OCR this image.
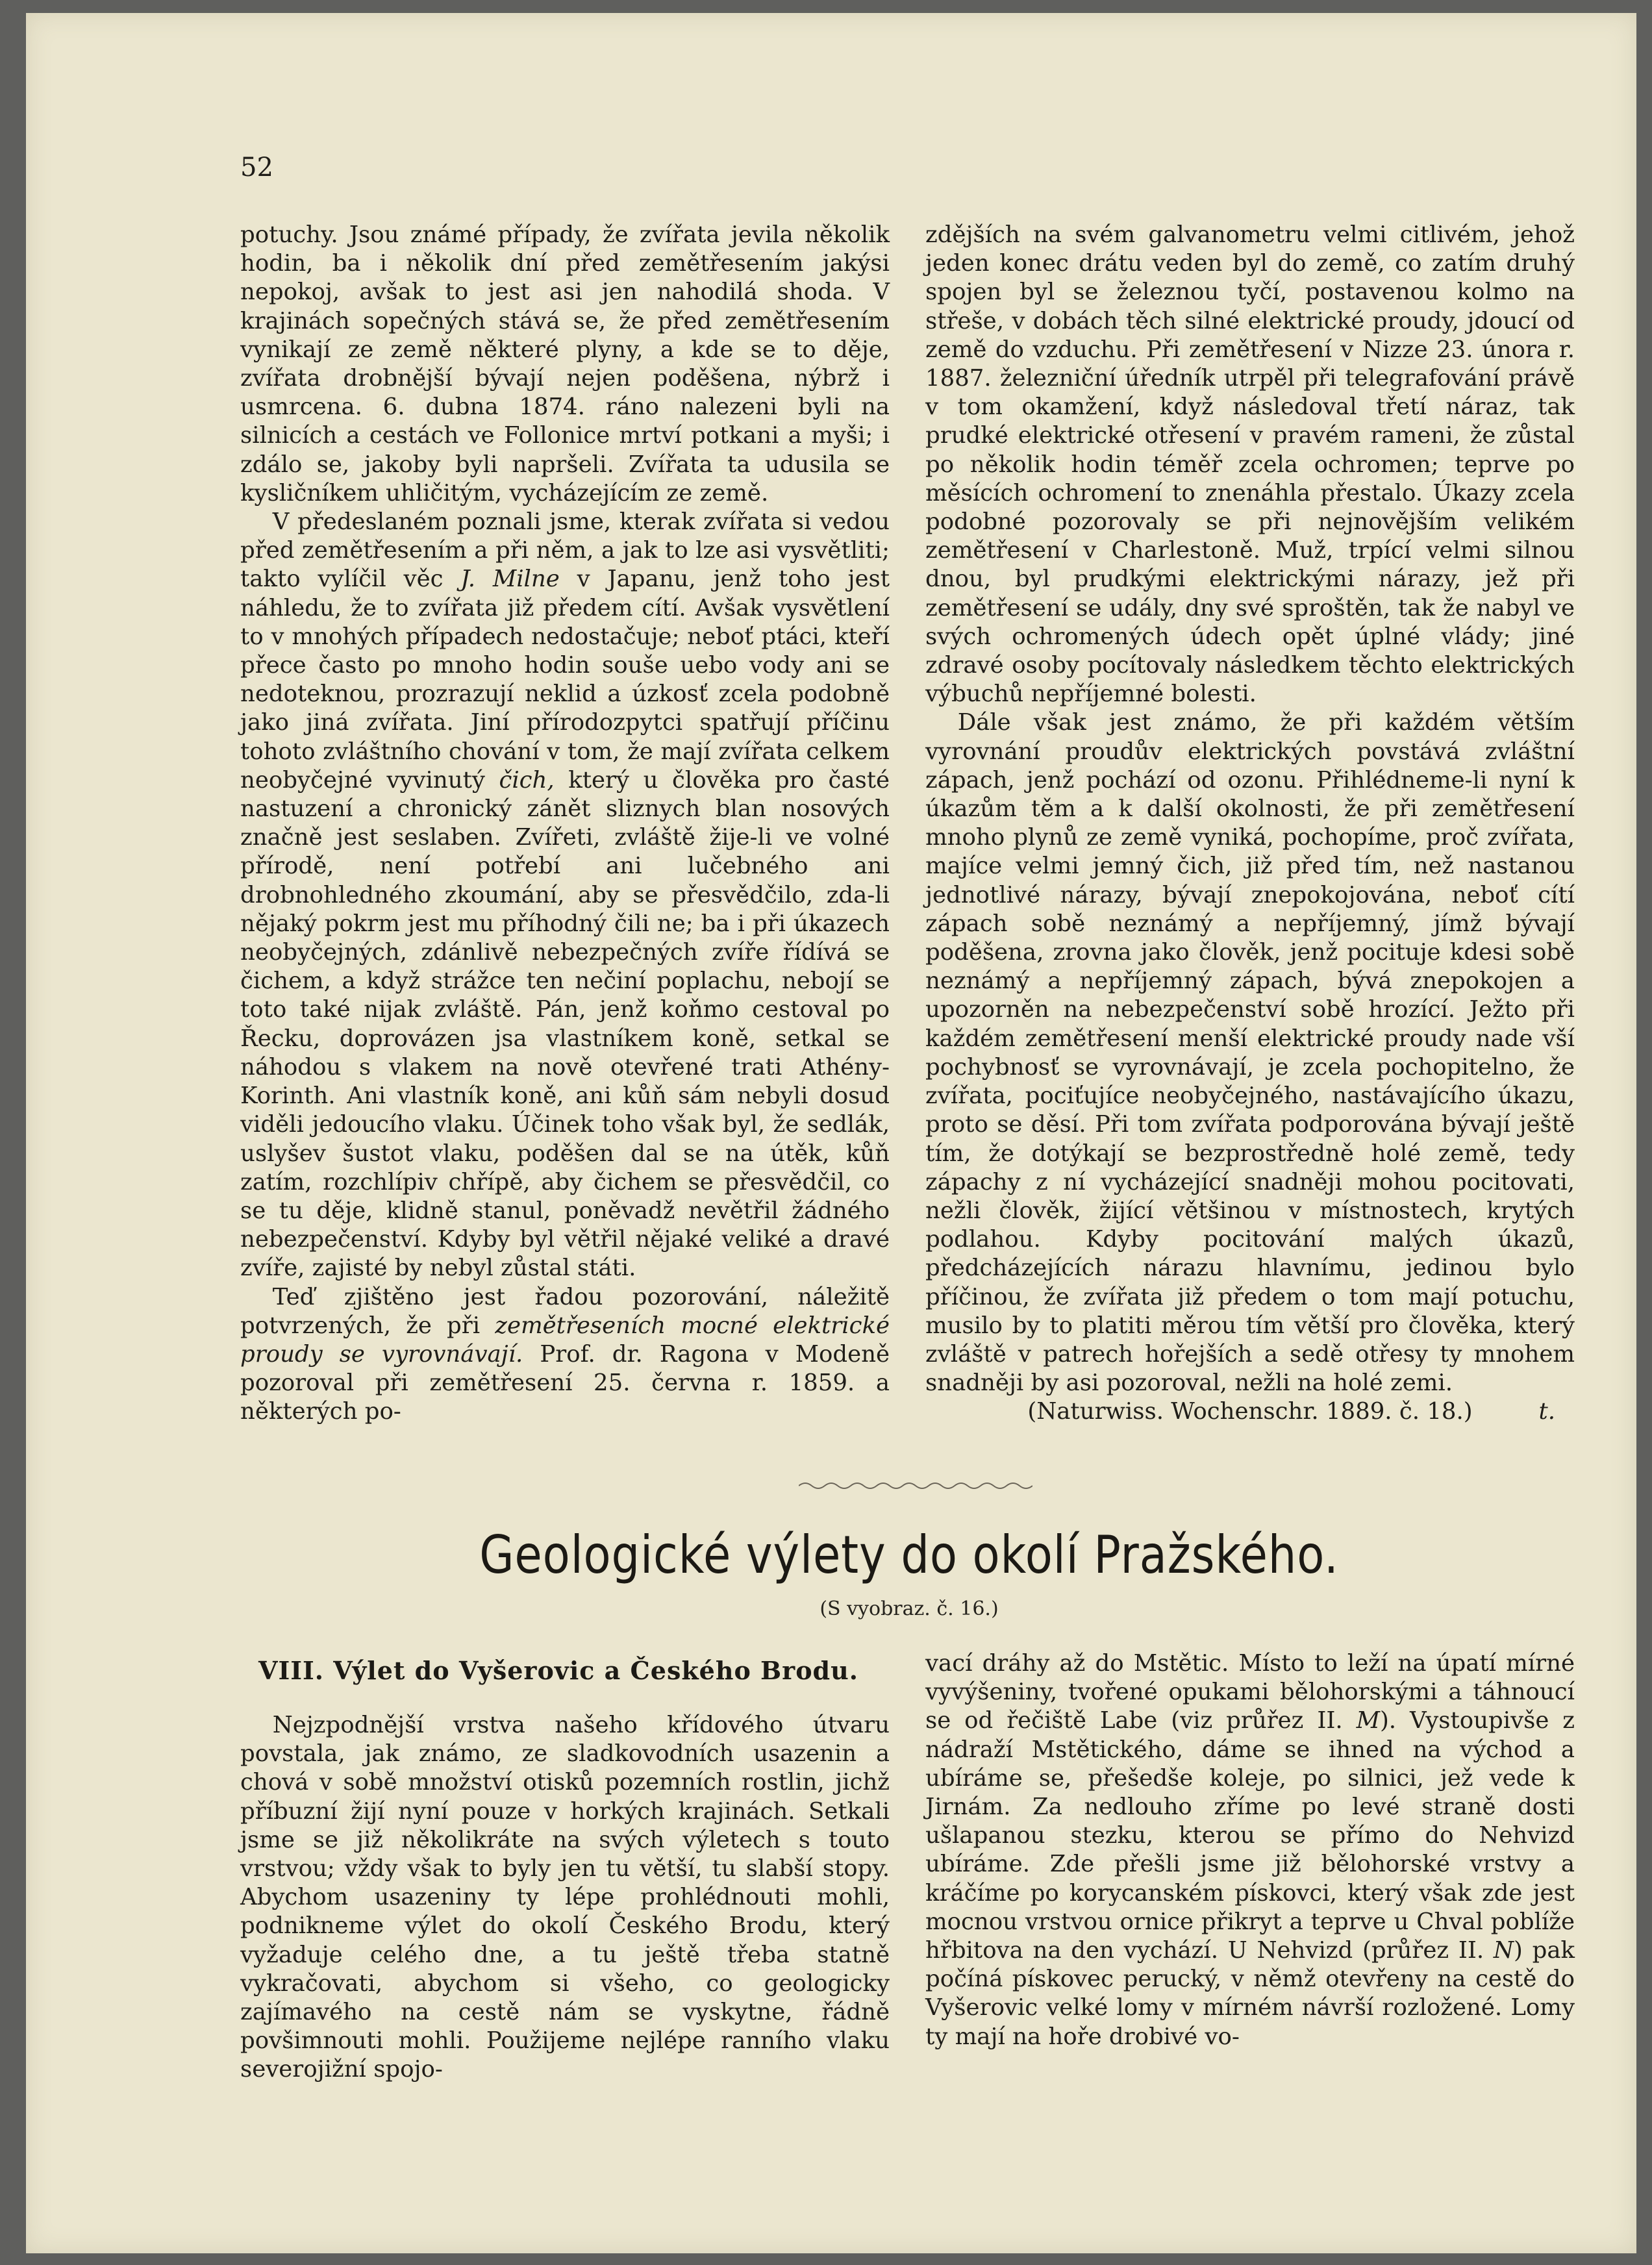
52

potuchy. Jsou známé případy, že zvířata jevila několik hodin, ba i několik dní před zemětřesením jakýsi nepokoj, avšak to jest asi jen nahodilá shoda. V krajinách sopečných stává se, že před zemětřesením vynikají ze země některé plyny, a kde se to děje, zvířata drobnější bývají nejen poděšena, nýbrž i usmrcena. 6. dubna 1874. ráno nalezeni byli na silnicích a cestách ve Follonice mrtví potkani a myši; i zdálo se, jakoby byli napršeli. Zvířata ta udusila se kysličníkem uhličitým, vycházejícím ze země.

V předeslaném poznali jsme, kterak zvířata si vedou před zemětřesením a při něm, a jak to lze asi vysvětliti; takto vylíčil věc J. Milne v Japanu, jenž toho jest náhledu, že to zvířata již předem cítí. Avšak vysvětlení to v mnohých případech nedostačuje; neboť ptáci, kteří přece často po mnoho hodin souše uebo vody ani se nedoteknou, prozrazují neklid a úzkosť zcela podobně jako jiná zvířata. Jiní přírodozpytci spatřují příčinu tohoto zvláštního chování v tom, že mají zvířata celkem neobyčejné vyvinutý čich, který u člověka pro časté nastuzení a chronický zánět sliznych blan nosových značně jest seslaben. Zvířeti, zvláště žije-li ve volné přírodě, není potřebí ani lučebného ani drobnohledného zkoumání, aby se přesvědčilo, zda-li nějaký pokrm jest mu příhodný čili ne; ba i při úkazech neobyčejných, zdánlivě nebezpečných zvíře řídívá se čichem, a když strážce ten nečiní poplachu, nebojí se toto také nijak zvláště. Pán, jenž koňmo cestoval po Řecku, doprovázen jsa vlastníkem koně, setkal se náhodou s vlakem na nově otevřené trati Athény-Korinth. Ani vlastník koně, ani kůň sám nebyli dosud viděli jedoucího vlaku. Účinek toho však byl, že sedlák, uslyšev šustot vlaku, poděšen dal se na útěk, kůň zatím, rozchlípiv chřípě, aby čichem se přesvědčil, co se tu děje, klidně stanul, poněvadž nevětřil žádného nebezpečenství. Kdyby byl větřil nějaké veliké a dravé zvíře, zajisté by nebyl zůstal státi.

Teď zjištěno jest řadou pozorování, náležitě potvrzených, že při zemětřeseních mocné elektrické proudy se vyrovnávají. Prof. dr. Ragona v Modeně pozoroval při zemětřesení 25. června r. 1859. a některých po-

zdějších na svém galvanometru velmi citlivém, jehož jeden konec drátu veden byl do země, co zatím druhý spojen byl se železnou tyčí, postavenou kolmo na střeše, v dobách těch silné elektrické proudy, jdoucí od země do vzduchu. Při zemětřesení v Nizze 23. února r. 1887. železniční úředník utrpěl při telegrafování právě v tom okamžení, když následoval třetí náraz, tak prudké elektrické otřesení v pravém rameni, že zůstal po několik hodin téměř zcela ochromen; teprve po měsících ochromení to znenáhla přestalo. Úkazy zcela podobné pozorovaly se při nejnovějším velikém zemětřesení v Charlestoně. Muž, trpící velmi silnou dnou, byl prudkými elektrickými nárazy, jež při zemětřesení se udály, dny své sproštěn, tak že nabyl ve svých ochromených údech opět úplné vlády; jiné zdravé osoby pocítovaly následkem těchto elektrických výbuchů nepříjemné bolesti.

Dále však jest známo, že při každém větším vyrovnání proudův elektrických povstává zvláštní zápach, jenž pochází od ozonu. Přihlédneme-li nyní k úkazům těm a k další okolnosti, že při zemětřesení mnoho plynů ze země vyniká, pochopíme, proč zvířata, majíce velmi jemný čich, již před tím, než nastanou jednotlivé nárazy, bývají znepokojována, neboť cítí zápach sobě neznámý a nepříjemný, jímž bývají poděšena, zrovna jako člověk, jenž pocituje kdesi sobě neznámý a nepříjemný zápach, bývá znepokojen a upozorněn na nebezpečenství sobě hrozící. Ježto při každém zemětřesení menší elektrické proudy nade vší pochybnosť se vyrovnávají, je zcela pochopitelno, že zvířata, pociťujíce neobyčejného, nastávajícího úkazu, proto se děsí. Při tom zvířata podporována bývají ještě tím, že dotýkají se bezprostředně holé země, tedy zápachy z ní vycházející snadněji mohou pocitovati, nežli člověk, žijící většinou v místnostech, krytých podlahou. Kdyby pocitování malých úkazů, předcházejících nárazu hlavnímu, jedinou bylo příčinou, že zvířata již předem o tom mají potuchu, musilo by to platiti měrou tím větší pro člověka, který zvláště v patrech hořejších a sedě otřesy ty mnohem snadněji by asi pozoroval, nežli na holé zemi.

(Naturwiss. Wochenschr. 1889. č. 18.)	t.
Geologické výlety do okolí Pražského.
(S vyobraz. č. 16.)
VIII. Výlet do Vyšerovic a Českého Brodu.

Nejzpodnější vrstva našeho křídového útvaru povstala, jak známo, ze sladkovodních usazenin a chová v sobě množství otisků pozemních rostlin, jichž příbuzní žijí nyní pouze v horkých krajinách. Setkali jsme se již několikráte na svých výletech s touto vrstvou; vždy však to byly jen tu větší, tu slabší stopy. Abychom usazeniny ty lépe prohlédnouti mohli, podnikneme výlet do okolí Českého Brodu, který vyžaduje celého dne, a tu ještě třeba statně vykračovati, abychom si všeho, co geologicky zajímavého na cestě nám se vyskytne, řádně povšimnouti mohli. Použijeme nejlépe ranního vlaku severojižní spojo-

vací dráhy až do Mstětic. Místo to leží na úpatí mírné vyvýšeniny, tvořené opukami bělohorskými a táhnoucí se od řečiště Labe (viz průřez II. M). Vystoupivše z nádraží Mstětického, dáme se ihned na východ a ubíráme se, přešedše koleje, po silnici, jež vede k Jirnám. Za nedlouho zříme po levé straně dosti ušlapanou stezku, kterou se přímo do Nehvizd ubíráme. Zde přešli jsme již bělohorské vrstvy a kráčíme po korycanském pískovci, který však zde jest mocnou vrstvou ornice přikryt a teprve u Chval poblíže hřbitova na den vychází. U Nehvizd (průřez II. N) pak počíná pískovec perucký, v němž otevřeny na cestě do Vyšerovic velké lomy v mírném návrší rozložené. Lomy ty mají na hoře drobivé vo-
# # #
> **Stated task**: Without the pictures, print the whole listing exactly as given.

> **Complete response**:
OCR this image.
52

potuchy. Jsou známé případy, že zvířata jevila několik hodin, ba i několik dní před zemětřesením jakýsi nepokoj, avšak to jest asi jen nahodilá shoda. V krajinách sopečných stává se, že před zemětřesením vynikají ze země některé plyny, a kde se to děje, zvířata drobnější bývají nejen poděšena, nýbrž i usmrcena. 6. dubna 1874. ráno nalezeni byli na silnicích a cestách ve Follonice mrtví potkani a myši; i zdálo se, jakoby byli napršeli. Zvířata ta udusila se kysličníkem uhličitým, vycházejícím ze země.

V předeslaném poznali jsme, kterak zvířata si vedou před zemětřesením a při něm, a jak to lze asi vysvětliti; takto vylíčil věc J. Milne v Japanu, jenž toho jest náhledu, že to zvířata již předem cítí. Avšak vysvětlení to v mnohých případech nedostačuje; neboť ptáci, kteří přece často po mnoho hodin souše uebo vody ani se nedoteknou, prozrazují neklid a úzkosť zcela podobně jako jiná zvířata. Jiní přírodozpytci spatřují příčinu tohoto zvláštního chování v tom, že mají zvířata celkem neobyčejné vyvinutý čich, který u člověka pro časté nastuzení a chronický zánět sliznych blan nosových značně jest seslaben. Zvířeti, zvláště žije-li ve volné přírodě, není potřebí ani lučebného ani drobnohledného zkoumání, aby se přesvědčilo, zda-li nějaký pokrm jest mu příhodný čili ne; ba i při úkazech neobyčejných, zdánlivě nebezpečných zvíře řídívá se čichem, a když strážce ten nečiní poplachu, nebojí se toto také nijak zvláště. Pán, jenž koňmo cestoval po Řecku, doprovázen jsa vlastníkem koně, setkal se náhodou s vlakem na nově otevřené trati Athény-Korinth. Ani vlastník koně, ani kůň sám nebyli dosud viděli jedoucího vlaku. Účinek toho však byl, že sedlák, uslyšev šustot vlaku, poděšen dal se na útěk, kůň zatím, rozchlípiv chřípě, aby čichem se přesvědčil, co se tu děje, klidně stanul, poněvadž nevětřil žádného nebezpečenství. Kdyby byl větřil nějaké veliké a dravé zvíře, zajisté by nebyl zůstal státi.

Teď zjištěno jest řadou pozorování, náležitě potvrzených, že při zemětřeseních mocné elektrické proudy se vyrovnávají. Prof. dr. Ragona v Modeně pozoroval při zemětřesení 25. června r. 1859. a některých po-

zdějších na svém galvanometru velmi citlivém, jehož jeden konec drátu veden byl do země, co zatím druhý spojen byl se železnou tyčí, postavenou kolmo na střeše, v dobách těch silné elektrické proudy, jdoucí od země do vzduchu. Při zemětřesení v Nizze 23. února r. 1887. železniční úředník utrpěl při telegrafování právě v tom okamžení, když následoval třetí náraz, tak prudké elektrické otřesení v pravém rameni, že zůstal po několik hodin téměř zcela ochromen; teprve po měsících ochromení to znenáhla přestalo. Úkazy zcela podobné pozorovaly se při nejnovějším velikém zemětřesení v Charlestoně. Muž, trpící velmi silnou dnou, byl prudkými elektrickými nárazy, jež při zemětřesení se udály, dny své sproštěn, tak že nabyl ve svých ochromených údech opět úplné vlády; jiné zdravé osoby pocítovaly následkem těchto elektrických výbuchů nepříjemné bolesti.

Dále však jest známo, že při každém větším vyrovnání proudův elektrických povstává zvláštní zápach, jenž pochází od ozonu. Přihlédneme-li nyní k úkazům těm a k další okolnosti, že při zemětřesení mnoho plynů ze země vyniká, pochopíme, proč zvířata, majíce velmi jemný čich, již před tím, než nastanou jednotlivé nárazy, bývají znepokojována, neboť cítí zápach sobě neznámý a nepříjemný, jímž bývají poděšena, zrovna jako člověk, jenž pocituje kdesi sobě neznámý a nepříjemný zápach, bývá znepokojen a upozorněn na nebezpečenství sobě hrozící. Ježto při každém zemětřesení menší elektrické proudy nade vší pochybnosť se vyrovnávají, je zcela pochopitelno, že zvířata, pociťujíce neobyčejného, nastávajícího úkazu, proto se děsí. Při tom zvířata podporována bývají ještě tím, že dotýkají se bezprostředně holé země, tedy zápachy z ní vycházející snadněji mohou pocitovati, nežli člověk, žijící většinou v místnostech, krytých podlahou. Kdyby pocitování malých úkazů, předcházejících nárazu hlavnímu, jedinou bylo příčinou, že zvířata již předem o tom mají potuchu, musilo by to platiti měrou tím větší pro člověka, který zvláště v patrech hořejších a sedě otřesy ty mnohem snadněji by asi pozoroval, nežli na holé zemi.

(Naturwiss. Wochenschr. 1889. č. 18.)	t.
Geologické výlety do okolí Pražského.
(S vyobraz. č. 16.)
VIII. Výlet do Vyšerovic a Českého Brodu.

Nejzpodnější vrstva našeho křídového útvaru povstala, jak známo, ze sladkovodních usazenin a chová v sobě množství otisků pozemních rostlin, jichž příbuzní žijí nyní pouze v horkých krajinách. Setkali jsme se již několikráte na svých výletech s touto vrstvou; vždy však to byly jen tu větší, tu slabší stopy. Abychom usazeniny ty lépe prohlédnouti mohli, podnikneme výlet do okolí Českého Brodu, který vyžaduje celého dne, a tu ještě třeba statně vykračovati, abychom si všeho, co geologicky zajímavého na cestě nám se vyskytne, řádně povšimnouti mohli. Použijeme nejlépe ranního vlaku severojižní spojo-

vací dráhy až do Mstětic. Místo to leží na úpatí mírné vyvýšeniny, tvořené opukami bělohorskými a táhnoucí se od řečiště Labe (viz průřez II. M). Vystoupivše z nádraží Mstětického, dáme se ihned na východ a ubíráme se, přešedše koleje, po silnici, jež vede k Jirnám. Za nedlouho zříme po levé straně dosti ušlapanou stezku, kterou se přímo do Nehvizd ubíráme. Zde přešli jsme již bělohorské vrstvy a kráčíme po korycanském pískovci, který však zde jest mocnou vrstvou ornice přikryt a teprve u Chval poblíže hřbitova na den vychází. U Nehvizd (průřez II. N) pak počíná pískovec perucký, v němž otevřeny na cestě do Vyšerovic velké lomy v mírném návrší rozložené. Lomy ty mají na hoře drobivé vo-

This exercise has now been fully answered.